* _GIVEN PASSAGE_
^^^^
Open MPI logo

Open MPI User's Mailing List Archives

  |   Home   |   Support   |   FAQ   |   all Open MPI User's mailing list

Subject: Re: [OMPI users] MPI_Recv hangs
From: Eduardo Morras (nec556_at_[hidden])
Date: 2012-05-09 11:33:12

At 16:19 09/05/2012, you wrote:

> > On your code, the only point where it could fail is if one of the
> > precalculated message size values is wrongly calculated and executes
> > the Recieve where it shouldn't.
>Yes, but after the sizes are calculated they don't change and that's why
>I find it weird to hang the 30th time the whole communication loop is
>executed :S .

If in your code you don't use sizeof with MPI Datatypes there should
be no problem :)

> >
> > From previous mails i understand that no if(ok!=MPI... line fires
> > and there's no Sender waiting. The Ssend ends when the Recv starts to
> > receive, not when the Recv ends the receive, so the sender may get an
> > Ok but if there's an error Recv keeps the block. As you are using
> > blocking communications, you can't do anything to prevent this, for
> > example, check the Recv status while receiving.
>I don't know how to check the Recv status because the processor remains
>waiting for the message at the Recv function.

That's what i'm pointing. In block mode you can't check that until Recv ends.

> > Try to use Send instead Ssend (it should work but it could hang too)
> > or change design to a non-blocking approach.
>The problem is that it also hangs with non-blocking communications. The
>real program is coded with non-blocking communications and it started to
>hang when the size of the mesh got bigger. I just changed to blocking
>communications to easy the debugging task.
>Now it works, with blocking and non-blocking communications, just
>changing the value of the mca parameter btl_openib_flags to 304 or 305
>(the default value is 310). That means that the problem is with the RDMA
>protocols in infiniband for large messages. As far as I know, with those
>values the flags GET(4) and PUT(2) are deactivated and the protocol for
>large messages remains the same as the one for small messages
>(send/receive). For me, it seems that there is a bug (problably a memory
>leak) in OMPI or OFED.

Some memory leaks were solved in 1.4.5. that affects openib, see release notes.

>Thanks for your help,
^^^^
* _WORK REQUEST 1_
According to the Open MPI mailing list post, what is the default value of the btl_openib_flags parameter?
* _WORK REQUEST 2_
Please echo everything in the Open MPI mailing list post from "Subject: Re: [OMPI" down to "where it shouldn't.".
* _WORK REQUEST 3_
Translate this sentence from the Open MPI mailing list post into Spanish: "In block mode you can't check that until Recv ends."

Structured page parsing data:
^^^^
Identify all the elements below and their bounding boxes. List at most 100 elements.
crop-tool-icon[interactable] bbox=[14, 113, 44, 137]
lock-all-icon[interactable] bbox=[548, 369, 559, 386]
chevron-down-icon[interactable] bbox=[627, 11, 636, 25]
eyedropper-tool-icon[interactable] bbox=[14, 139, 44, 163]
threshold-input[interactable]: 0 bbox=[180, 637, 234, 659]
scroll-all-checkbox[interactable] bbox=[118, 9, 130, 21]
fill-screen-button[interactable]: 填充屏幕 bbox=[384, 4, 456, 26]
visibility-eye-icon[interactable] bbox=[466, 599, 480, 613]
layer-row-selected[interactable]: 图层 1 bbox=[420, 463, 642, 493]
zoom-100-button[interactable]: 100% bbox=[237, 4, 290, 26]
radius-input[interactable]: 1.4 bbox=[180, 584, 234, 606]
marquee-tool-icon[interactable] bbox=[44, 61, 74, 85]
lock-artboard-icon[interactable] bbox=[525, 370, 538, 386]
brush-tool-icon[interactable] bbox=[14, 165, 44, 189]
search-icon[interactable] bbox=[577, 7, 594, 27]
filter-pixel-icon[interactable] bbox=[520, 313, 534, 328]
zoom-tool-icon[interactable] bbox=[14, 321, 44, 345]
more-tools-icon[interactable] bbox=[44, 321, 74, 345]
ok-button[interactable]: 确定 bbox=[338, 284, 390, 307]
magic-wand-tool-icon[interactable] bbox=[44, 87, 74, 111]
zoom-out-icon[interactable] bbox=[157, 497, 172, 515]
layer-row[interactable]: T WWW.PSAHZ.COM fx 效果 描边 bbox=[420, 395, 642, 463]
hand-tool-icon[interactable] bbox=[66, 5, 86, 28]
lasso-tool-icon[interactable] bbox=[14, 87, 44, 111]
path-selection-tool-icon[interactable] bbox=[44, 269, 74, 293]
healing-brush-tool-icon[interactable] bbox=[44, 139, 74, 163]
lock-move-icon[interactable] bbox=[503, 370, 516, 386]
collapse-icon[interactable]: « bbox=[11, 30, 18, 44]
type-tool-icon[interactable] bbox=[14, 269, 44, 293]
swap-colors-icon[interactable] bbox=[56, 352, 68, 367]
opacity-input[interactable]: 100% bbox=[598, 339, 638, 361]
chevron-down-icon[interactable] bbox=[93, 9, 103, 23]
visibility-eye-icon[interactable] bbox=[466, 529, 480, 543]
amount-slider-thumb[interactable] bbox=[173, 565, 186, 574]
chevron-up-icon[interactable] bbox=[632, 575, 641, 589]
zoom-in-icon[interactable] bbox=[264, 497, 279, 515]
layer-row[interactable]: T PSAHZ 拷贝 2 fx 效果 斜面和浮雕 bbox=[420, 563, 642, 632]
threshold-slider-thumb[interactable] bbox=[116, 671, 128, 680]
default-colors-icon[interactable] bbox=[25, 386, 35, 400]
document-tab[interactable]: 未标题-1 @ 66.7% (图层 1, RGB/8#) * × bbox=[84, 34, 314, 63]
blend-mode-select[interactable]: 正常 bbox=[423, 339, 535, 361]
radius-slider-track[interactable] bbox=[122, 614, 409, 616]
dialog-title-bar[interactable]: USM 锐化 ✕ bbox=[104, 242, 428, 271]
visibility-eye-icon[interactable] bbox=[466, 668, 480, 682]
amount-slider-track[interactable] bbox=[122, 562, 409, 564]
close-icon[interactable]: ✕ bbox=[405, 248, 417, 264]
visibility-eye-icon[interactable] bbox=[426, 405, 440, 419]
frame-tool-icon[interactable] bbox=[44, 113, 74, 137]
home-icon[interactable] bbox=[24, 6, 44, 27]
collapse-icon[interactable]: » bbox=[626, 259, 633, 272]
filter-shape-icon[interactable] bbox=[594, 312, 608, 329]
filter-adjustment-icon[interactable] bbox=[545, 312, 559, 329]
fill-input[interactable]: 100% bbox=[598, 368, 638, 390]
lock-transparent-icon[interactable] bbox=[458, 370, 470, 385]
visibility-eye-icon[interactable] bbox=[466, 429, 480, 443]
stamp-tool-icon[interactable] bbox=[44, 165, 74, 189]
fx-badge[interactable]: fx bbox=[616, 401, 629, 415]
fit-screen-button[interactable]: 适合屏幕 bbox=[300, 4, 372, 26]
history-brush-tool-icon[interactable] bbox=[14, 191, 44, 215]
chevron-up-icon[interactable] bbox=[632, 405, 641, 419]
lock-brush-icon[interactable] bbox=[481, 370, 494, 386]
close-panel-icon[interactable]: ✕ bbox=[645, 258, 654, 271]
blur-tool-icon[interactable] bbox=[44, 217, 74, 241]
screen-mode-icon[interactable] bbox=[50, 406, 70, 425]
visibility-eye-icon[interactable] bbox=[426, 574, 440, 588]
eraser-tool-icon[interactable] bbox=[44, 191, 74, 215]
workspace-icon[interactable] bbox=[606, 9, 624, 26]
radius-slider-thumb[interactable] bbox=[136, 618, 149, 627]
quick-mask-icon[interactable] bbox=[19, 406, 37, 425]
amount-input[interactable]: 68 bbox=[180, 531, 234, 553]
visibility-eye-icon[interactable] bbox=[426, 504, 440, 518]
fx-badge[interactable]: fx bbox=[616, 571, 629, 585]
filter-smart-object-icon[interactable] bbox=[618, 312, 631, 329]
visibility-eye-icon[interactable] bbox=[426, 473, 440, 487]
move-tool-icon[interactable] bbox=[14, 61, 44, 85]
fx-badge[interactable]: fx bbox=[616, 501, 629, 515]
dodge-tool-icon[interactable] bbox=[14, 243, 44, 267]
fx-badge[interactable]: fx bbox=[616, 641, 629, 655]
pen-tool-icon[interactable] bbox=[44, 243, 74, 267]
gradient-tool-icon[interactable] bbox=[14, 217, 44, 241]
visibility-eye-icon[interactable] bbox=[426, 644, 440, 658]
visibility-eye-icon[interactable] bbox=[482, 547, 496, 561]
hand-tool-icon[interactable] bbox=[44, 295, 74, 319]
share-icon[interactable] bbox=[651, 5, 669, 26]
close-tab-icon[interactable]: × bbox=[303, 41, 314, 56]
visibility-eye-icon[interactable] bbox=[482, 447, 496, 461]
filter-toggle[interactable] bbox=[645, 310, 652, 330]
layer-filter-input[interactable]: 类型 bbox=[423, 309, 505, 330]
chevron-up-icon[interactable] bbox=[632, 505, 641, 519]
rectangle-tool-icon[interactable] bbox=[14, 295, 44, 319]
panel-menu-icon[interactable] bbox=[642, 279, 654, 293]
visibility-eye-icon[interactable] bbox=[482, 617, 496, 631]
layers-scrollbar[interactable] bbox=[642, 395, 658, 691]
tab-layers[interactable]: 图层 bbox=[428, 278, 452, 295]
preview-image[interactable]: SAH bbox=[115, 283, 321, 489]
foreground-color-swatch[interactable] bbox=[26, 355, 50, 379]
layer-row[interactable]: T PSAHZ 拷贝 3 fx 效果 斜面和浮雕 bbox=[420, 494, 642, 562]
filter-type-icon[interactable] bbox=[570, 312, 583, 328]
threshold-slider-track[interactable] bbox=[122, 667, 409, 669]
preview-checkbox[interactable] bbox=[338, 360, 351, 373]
^^^^
* _WORKED SOLUTION 1_
310

* _WORKED SOLUTION 2_
Subject: Re: [OMPI users] MPI_Recv hangs
From: Eduardo Morras (nec556_at_[hidden])
Date: 2012-05-09 11:33:12

At 16:19 09/05/2012, you wrote:

> > On your code, the only point where it could fail is if one of the
> > precalculated message size values is wrongly calculated and executes
> > the Recieve where it shouldn't.

* _WORKED SOLUTION 3_
En modo de bloqueo no puedes comprobar eso hasta que Recv termine.